Figure content listings:
+-------+
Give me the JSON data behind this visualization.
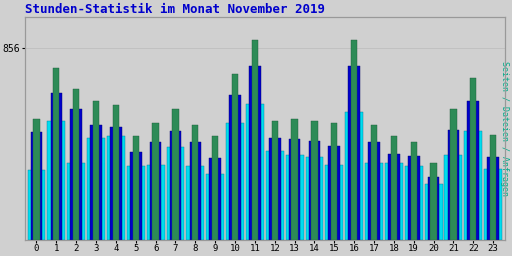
{
  "title": "Stunden-Statistik im Monat November 2019",
  "ylabel_right": "Seiten / Dateien / Anfragen",
  "ytick_label": "856",
  "hours": [
    0,
    1,
    2,
    3,
    4,
    5,
    6,
    7,
    8,
    9,
    10,
    11,
    12,
    13,
    14,
    15,
    16,
    17,
    18,
    19,
    20,
    21,
    22,
    23
  ],
  "seiten": [
    310,
    440,
    385,
    355,
    345,
    265,
    300,
    335,
    295,
    265,
    425,
    510,
    305,
    310,
    305,
    298,
    510,
    295,
    265,
    250,
    198,
    335,
    415,
    268
  ],
  "dateien": [
    275,
    375,
    335,
    295,
    290,
    225,
    250,
    278,
    250,
    210,
    370,
    445,
    262,
    258,
    252,
    240,
    445,
    250,
    220,
    215,
    162,
    282,
    355,
    212
  ],
  "anfragen": [
    180,
    305,
    198,
    262,
    265,
    190,
    192,
    238,
    188,
    170,
    298,
    348,
    228,
    218,
    212,
    192,
    328,
    198,
    198,
    188,
    142,
    218,
    278,
    182
  ],
  "color_seiten": "#2d8b57",
  "color_dateien": "#0000cc",
  "color_anfragen": "#00ddee",
  "bg_color": "#d0d0d0",
  "plot_bg": "#d0d0d0",
  "title_color": "#0000cc",
  "ylabel_color": "#00aa88",
  "bar_width": 0.9,
  "ymax": 570,
  "ymin": 0,
  "figsize": [
    5.12,
    2.56
  ],
  "dpi": 100
}
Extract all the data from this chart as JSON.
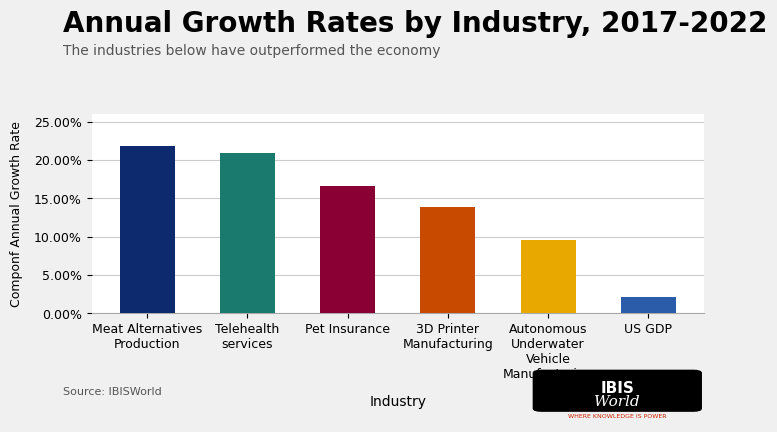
{
  "title": "Annual Growth Rates by Industry, 2017-2022",
  "subtitle": "The industries below have outperformed the economy",
  "xlabel": "Industry",
  "ylabel": "Componf Annual Growth Rate",
  "source": "Source: IBISWorld",
  "categories": [
    "Meat Alternatives\nProduction",
    "Telehealth\nservices",
    "Pet Insurance",
    "3D Printer\nManufacturing",
    "Autonomous\nUnderwater\nVehicle\nManufacturing",
    "US GDP"
  ],
  "values": [
    0.2185,
    0.209,
    0.1655,
    0.1385,
    0.0955,
    0.0215
  ],
  "bar_colors": [
    "#0d2a6e",
    "#1a7a6e",
    "#8b0034",
    "#c84a00",
    "#e8a800",
    "#2a5caa"
  ],
  "ylim": [
    0,
    0.26
  ],
  "yticks": [
    0.0,
    0.05,
    0.1,
    0.15,
    0.2,
    0.25
  ],
  "ytick_labels": [
    "0.00%",
    "5.00%",
    "10.00%",
    "15.00%",
    "20.00%",
    "25.00%"
  ],
  "background_color": "#f0f0f0",
  "plot_bg_color": "#ffffff",
  "title_fontsize": 20,
  "subtitle_fontsize": 10,
  "label_fontsize": 9,
  "tick_fontsize": 9
}
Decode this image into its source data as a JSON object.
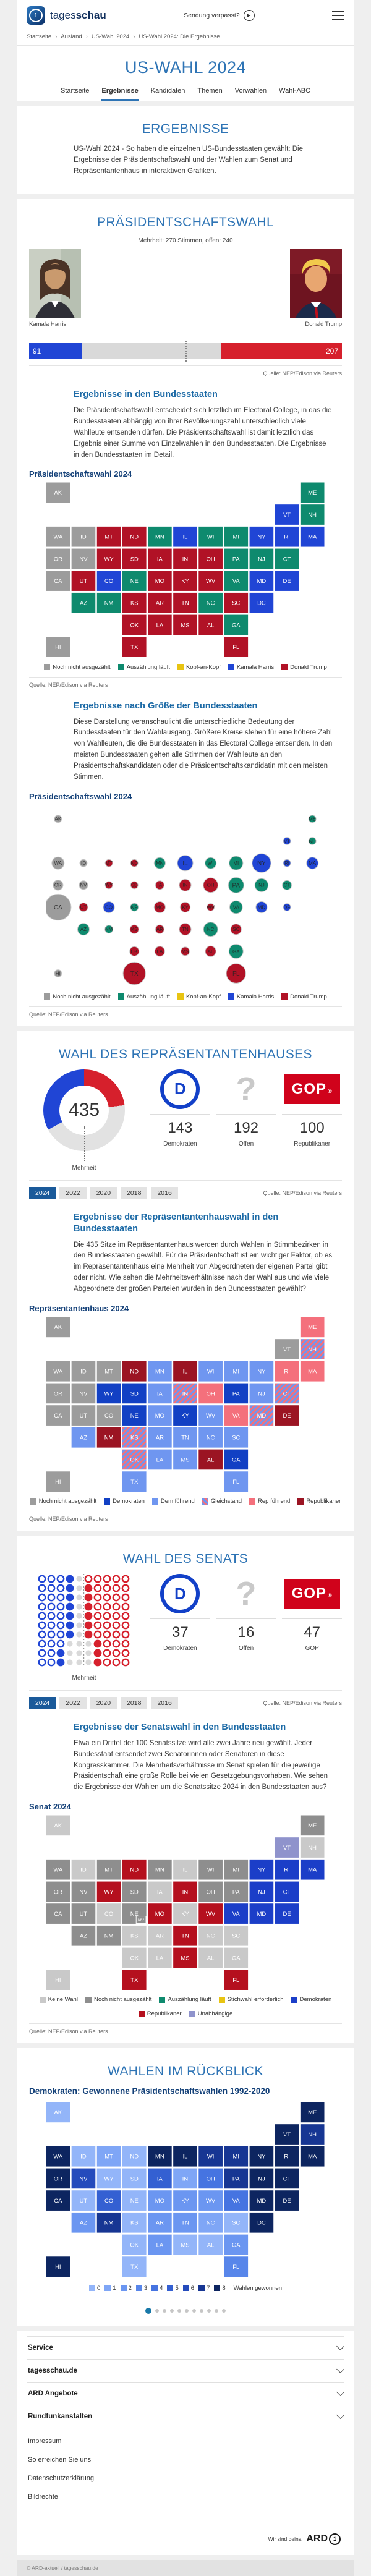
{
  "header": {
    "brand_tages": "tages",
    "brand_schau": "schau",
    "missed": "Sendung verpasst?"
  },
  "breadcrumb": [
    "Startseite",
    "Ausland",
    "US-Wahl 2024",
    "US-Wahl 2024: Die Ergebnisse"
  ],
  "hero": {
    "title": "US-WAHL 2024",
    "tabs": [
      "Startseite",
      "Ergebnisse",
      "Kandidaten",
      "Themen",
      "Vorwahlen",
      "Wahl-ABC"
    ],
    "active_tab": "Ergebnisse"
  },
  "intro": {
    "title": "ERGEBNISSE",
    "text": "US-Wahl 2024 - So haben die einzelnen US-Bundesstaaten gewählt: Die Ergebnisse der Präsidentschaftswahl und der Wahlen zum Senat und Repräsentantenhaus in interaktiven Grafiken."
  },
  "source": "Quelle: NEP/Edison via Reuters",
  "president": {
    "title": "PRÄSIDENTSCHAFTSWAHL",
    "majority_note": "Mehrheit: 270 Stimmen, offen: 240",
    "left_candidate": "Kamala Harris",
    "right_candidate": "Donald Trump",
    "states_heading": "Ergebnisse in den Bundesstaaten",
    "states_text": "Die Präsidentschaftswahl entscheidet sich letztlich im Electoral College, in das die Bundesstaaten abhängig von ihrer Bevölkerungszahl unterschiedlich viele Wahlleute entsenden dürfen. Die Präsidentschaftswahl ist damit letztlich das Ergebnis einer Summe von Einzelwahlen in den Bundesstaaten. Die Ergebnisse in den Bundesstaaten im Detail.",
    "map_label": "Präsidentschaftswahl 2024",
    "size_heading": "Ergebnisse nach Größe der Bundesstaaten",
    "size_text": "Diese Darstellung veranschaulicht die unterschiedliche Bedeutung der Bundesstaaten für den Wahlausgang. Größere Kreise stehen für eine höhere Zahl von Wahlleuten, die die Bundesstaaten in das Electoral College entsenden. In den meisten Bundesstaaten gehen alle Stimmen der Wahlleute an den Präsidentschaftskandidaten oder die Präsidentschaftskandidatin mit den meisten Stimmen."
  },
  "house": {
    "title": "WAHL DES REPRÄSENTANTENHAUSES",
    "majority_label": "Mehrheit",
    "stats": [
      {
        "logo": "dem",
        "value": "143",
        "label": "Demokraten"
      },
      {
        "logo": "open",
        "value": "192",
        "label": "Offen"
      },
      {
        "logo": "gop",
        "value": "100",
        "label": "Republikaner"
      }
    ],
    "years": [
      "2024",
      "2022",
      "2020",
      "2018",
      "2016"
    ],
    "active_year": "2024",
    "states_heading": "Ergebnisse der Repräsentantenhauswahl in den Bundesstaaten",
    "states_text": "Die 435 Sitze im Repräsentantenhaus werden durch Wahlen in Stimmbezirken in den Bundesstaaten gewählt. Für die Präsidentschaft ist ein wichtiger Faktor, ob es im Repräsentantenhaus eine Mehrheit von Abgeordneten der eigenen Partei gibt oder nicht. Wie sehen die Mehrheitsverhältnisse nach der Wahl aus und wie viele Abgeordnete der großen Parteien wurden in den Bundesstaaten gewählt?",
    "map_label": "Repräsentantenhaus 2024"
  },
  "senate": {
    "title": "WAHL DES SENATS",
    "majority_label": "Mehrheit",
    "stats": [
      {
        "logo": "dem",
        "value": "37",
        "label": "Demokraten"
      },
      {
        "logo": "open",
        "value": "16",
        "label": "Offen"
      },
      {
        "logo": "gop",
        "value": "47",
        "label": "GOP"
      }
    ],
    "years": [
      "2024",
      "2022",
      "2020",
      "2018",
      "2016"
    ],
    "active_year": "2024",
    "states_heading": "Ergebnisse der Senatswahl in den Bundesstaaten",
    "states_text": "Etwa ein Drittel der 100 Senatssitze wird alle zwei Jahre neu gewählt. Jeder Bundesstaat entsendet zwei Senatorinnen oder Senatoren in diese Kongresskammer. Die Mehrheitsverhältnisse im Senat spielen für die jeweilige Präsidentschaft eine große Rolle bei vielen Gesetzgebungsvorhaben. Wie sehen die Ergebnisse der Wahlen um die Senatssitze 2024 in den Bundesstaaten aus?",
    "map_label": "Senat 2024"
  },
  "retro": {
    "title": "WAHLEN IM RÜCKBLICK",
    "subtitle": "Demokraten: Gewonnene Präsidentschaftswahlen 1992-2020",
    "legend_label": "Wahlen gewonnen",
    "carousel_dots": 11
  },
  "footer": {
    "accordions": [
      "Service",
      "tagesschau.de",
      "ARD Angebote",
      "Rundfunkanstalten"
    ],
    "links": [
      "Impressum",
      "So erreichen Sie uns",
      "Datenschutzerklärung",
      "Bildrechte"
    ],
    "ard_claim": "Wir sind deins.",
    "ard": "ARD",
    "copyright": "© ARD-aktuell / tagesschau.de"
  },
  "chart_data": [
    {
      "id": "electoral-bar",
      "type": "bar",
      "total": 538,
      "majority": 270,
      "series": [
        {
          "name": "Kamala Harris",
          "value": 91,
          "color": "#2045d5"
        },
        {
          "name": "offen",
          "value": 240,
          "color": "#d9d9d9"
        },
        {
          "name": "Donald Trump",
          "value": 207,
          "color": "#d6202c"
        }
      ]
    },
    {
      "id": "pres-map",
      "type": "choropleth",
      "legend": [
        {
          "key": "open",
          "label": "Noch nicht ausgezählt",
          "color": "#9c9c9c"
        },
        {
          "key": "counting",
          "label": "Auszählung läuft",
          "color": "#0e8a6e"
        },
        {
          "key": "close",
          "label": "Kopf-an-Kopf",
          "color": "#e8c412"
        },
        {
          "key": "harris",
          "label": "Kamala Harris",
          "color": "#2045d5"
        },
        {
          "key": "trump",
          "label": "Donald Trump",
          "color": "#b11226"
        }
      ],
      "states": {
        "WA": "open",
        "OR": "open",
        "ID": "open",
        "NV": "open",
        "CA": "open",
        "AK": "open",
        "HI": "open",
        "MN": "counting",
        "WI": "counting",
        "MI": "counting",
        "PA": "counting",
        "NE": "counting",
        "AZ": "counting",
        "NM": "counting",
        "GA": "counting",
        "NC": "counting",
        "VA": "counting",
        "ME": "counting",
        "NH": "counting",
        "CT": "counting",
        "NJ": "counting",
        "CO": "harris",
        "IL": "harris",
        "NY": "harris",
        "VT": "harris",
        "MA": "harris",
        "RI": "harris",
        "DE": "harris",
        "MD": "harris",
        "DC": "harris",
        "MT": "trump",
        "ND": "trump",
        "SD": "trump",
        "WY": "trump",
        "UT": "trump",
        "KS": "trump",
        "OK": "trump",
        "TX": "trump",
        "IA": "trump",
        "MO": "trump",
        "AR": "trump",
        "LA": "trump",
        "MS": "trump",
        "AL": "trump",
        "TN": "trump",
        "KY": "trump",
        "IN": "trump",
        "OH": "trump",
        "WV": "trump",
        "SC": "trump",
        "FL": "trump"
      }
    },
    {
      "id": "pres-cartogram",
      "type": "bubble",
      "states_ref": "pres-map",
      "electoral_votes": {
        "CA": 54,
        "TX": 40,
        "FL": 30,
        "NY": 28,
        "PA": 19,
        "IL": 19,
        "OH": 17,
        "GA": 16,
        "NC": 16,
        "MI": 15,
        "NJ": 14,
        "VA": 13,
        "WA": 12,
        "AZ": 11,
        "IN": 11,
        "MA": 11,
        "TN": 11,
        "MD": 10,
        "MN": 10,
        "MO": 10,
        "WI": 10,
        "CO": 10,
        "AL": 9,
        "SC": 9,
        "KY": 8,
        "LA": 8,
        "OR": 8,
        "CT": 7,
        "OK": 7,
        "AR": 6,
        "IA": 6,
        "KS": 6,
        "MS": 6,
        "NV": 6,
        "UT": 6,
        "NE": 5,
        "NM": 5,
        "HI": 4,
        "ID": 4,
        "ME": 4,
        "MT": 4,
        "NH": 4,
        "RI": 4,
        "WV": 4,
        "AK": 3,
        "DE": 3,
        "ND": 3,
        "SD": 3,
        "VT": 3,
        "WY": 3
      }
    },
    {
      "id": "house-donut",
      "type": "donut",
      "total": 435,
      "segments": [
        {
          "label": "Republikaner",
          "value": 100,
          "color": "#d6202c"
        },
        {
          "label": "Offen",
          "value": 192,
          "color": "#e2e2e2"
        },
        {
          "label": "Demokraten",
          "value": 143,
          "color": "#2045d5"
        }
      ]
    },
    {
      "id": "house-map",
      "type": "choropleth",
      "legend": [
        {
          "key": "open",
          "label": "Noch nicht ausgezählt",
          "color": "#9c9c9c"
        },
        {
          "key": "dem",
          "label": "Demokraten",
          "color": "#1240c4"
        },
        {
          "key": "demlead",
          "label": "Dem führend",
          "color": "#6f96f0"
        },
        {
          "key": "tie",
          "label": "Gleichstand",
          "color": "stripes"
        },
        {
          "key": "replead",
          "label": "Rep führend",
          "color": "#f4707c"
        },
        {
          "key": "rep",
          "label": "Republikaner",
          "color": "#9b1423"
        }
      ],
      "states": {
        "WA": "open",
        "OR": "open",
        "ID": "open",
        "MT": "open",
        "NV": "open",
        "CA": "open",
        "UT": "open",
        "CO": "open",
        "AK": "open",
        "VT": "open",
        "HI": "open",
        "WY": "dem",
        "SD": "dem",
        "NE": "dem",
        "PA": "dem",
        "KY": "dem",
        "GA": "dem",
        "MN": "demlead",
        "WI": "demlead",
        "MI": "demlead",
        "IA": "demlead",
        "MO": "demlead",
        "AR": "demlead",
        "LA": "demlead",
        "MS": "demlead",
        "TX": "demlead",
        "AZ": "demlead",
        "NY": "demlead",
        "NC": "demlead",
        "SC": "demlead",
        "FL": "demlead",
        "WV": "demlead",
        "TN": "demlead",
        "NJ": "demlead",
        "KS": "tie",
        "OK": "tie",
        "IN": "tie",
        "CT": "tie",
        "NH": "tie",
        "MD": "tie",
        "ME": "replead",
        "OH": "replead",
        "VA": "replead",
        "RI": "replead",
        "MA": "replead",
        "ND": "rep",
        "NM": "rep",
        "IL": "rep",
        "AL": "rep",
        "DE": "rep"
      }
    },
    {
      "id": "senate-seats",
      "type": "seats",
      "rows": 10,
      "cols": 10,
      "majority": 50,
      "dem": 37,
      "open": 16,
      "rep": 47,
      "colors": {
        "dem": "#2045d5",
        "open": "#d9d9d9",
        "rep": "#d6202c"
      }
    },
    {
      "id": "senate-map",
      "type": "choropleth",
      "legend": [
        {
          "key": "nowahl",
          "label": "Keine Wahl",
          "color": "#c9c9c9"
        },
        {
          "key": "pending",
          "label": "Noch nicht ausgezählt",
          "color": "#8e8e8e"
        },
        {
          "key": "counting",
          "label": "Auszählung läuft",
          "color": "#0e8a6e"
        },
        {
          "key": "runoff",
          "label": "Stichwahl erforderlich",
          "color": "#e8c412"
        },
        {
          "key": "dem",
          "label": "Demokraten",
          "color": "#1b3ec8"
        },
        {
          "key": "rep",
          "label": "Republikaner",
          "color": "#b5101e"
        },
        {
          "key": "ind",
          "label": "Unabhängige",
          "color": "#8f93cc"
        }
      ],
      "states": {
        "ID": "nowahl",
        "CO": "nowahl",
        "KS": "nowahl",
        "IA": "nowahl",
        "IL": "nowahl",
        "KY": "nowahl",
        "NC": "nowahl",
        "SC": "nowahl",
        "GA": "nowahl",
        "AL": "nowahl",
        "AR": "nowahl",
        "LA": "nowahl",
        "OK": "nowahl",
        "NH": "nowahl",
        "AK": "nowahl",
        "HI": "nowahl",
        "WA": "pending",
        "OR": "pending",
        "CA": "pending",
        "NV": "pending",
        "MT": "pending",
        "UT": "pending",
        "AZ": "pending",
        "NM": "pending",
        "SD": "pending",
        "NE": "pending",
        "NE2": "pending",
        "MN": "pending",
        "WI": "pending",
        "MI": "pending",
        "OH": "pending",
        "PA": "pending",
        "ME": "pending",
        "NY": "dem",
        "NJ": "dem",
        "CT": "dem",
        "MA": "dem",
        "RI": "dem",
        "DE": "dem",
        "MD": "dem",
        "VA": "dem",
        "WY": "rep",
        "ND": "rep",
        "TX": "rep",
        "MO": "rep",
        "IN": "rep",
        "WV": "rep",
        "TN": "rep",
        "MS": "rep",
        "FL": "rep",
        "VT": "ind"
      }
    },
    {
      "id": "retro-map",
      "type": "choropleth",
      "scale": [
        "#93b5f9",
        "#7fa6f6",
        "#6b96f1",
        "#5886ea",
        "#4674e1",
        "#3460d2",
        "#254bbc",
        "#173693",
        "#0d2560"
      ],
      "legend_label": "Wahlen gewonnen",
      "values": {
        "WA": 8,
        "OR": 8,
        "CA": 8,
        "HI": 8,
        "MN": 8,
        "IL": 8,
        "NY": 8,
        "VT": 8,
        "MA": 8,
        "RI": 8,
        "CT": 8,
        "NJ": 8,
        "MD": 8,
        "DE": 8,
        "DC": 8,
        "ME": 8,
        "MI": 7,
        "WI": 7,
        "PA": 7,
        "NH": 7,
        "NM": 7,
        "NV": 6,
        "CO": 5,
        "IA": 5,
        "OH": 4,
        "VA": 4,
        "FL": 3,
        "AZ": 2,
        "AR": 2,
        "GA": 2,
        "KY": 2,
        "LA": 2,
        "TN": 2,
        "WV": 2,
        "MO": 2,
        "MT": 1,
        "IN": 1,
        "NC": 1,
        "AL": 0,
        "AK": 0,
        "ID": 0,
        "KS": 0,
        "MS": 0,
        "NE": 0,
        "ND": 0,
        "OK": 0,
        "SC": 0,
        "SD": 0,
        "TX": 0,
        "UT": 0,
        "WY": 0
      }
    }
  ]
}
+-------+
> **WHAT IS REQUIRED**
Copy out each line of the material that holds the word "College".

> **CORRECT OUTPUT**
    "states_text": "Die Präsidentschaftswahl entscheidet sich letztlich im Electoral College, in das die Bundesstaaten abhängig von ihrer Bevölkerungszahl unterschiedlich viele Wahlleute entsenden dürfen. Die Präsidentschaftswahl ist damit letztlich das Ergebnis einer Summe von Einzelwahlen in den Bundesstaaten. Die Ergebnisse in den Bundesstaaten im Detail.",
    "size_text": "Diese Darstellung veranschaulicht die unterschiedliche Bedeutung der Bundesstaaten für den Wahlausgang. Größere Kreise stehen für eine höhere Zahl von Wahlleuten, die die Bundesstaaten in das Electoral College entsenden. In den meisten Bundesstaaten gehen alle Stimmen der Wahlleute an den Präsidentschaftskandidaten oder die Präsidentschaftskandidatin mit den meisten Stimmen."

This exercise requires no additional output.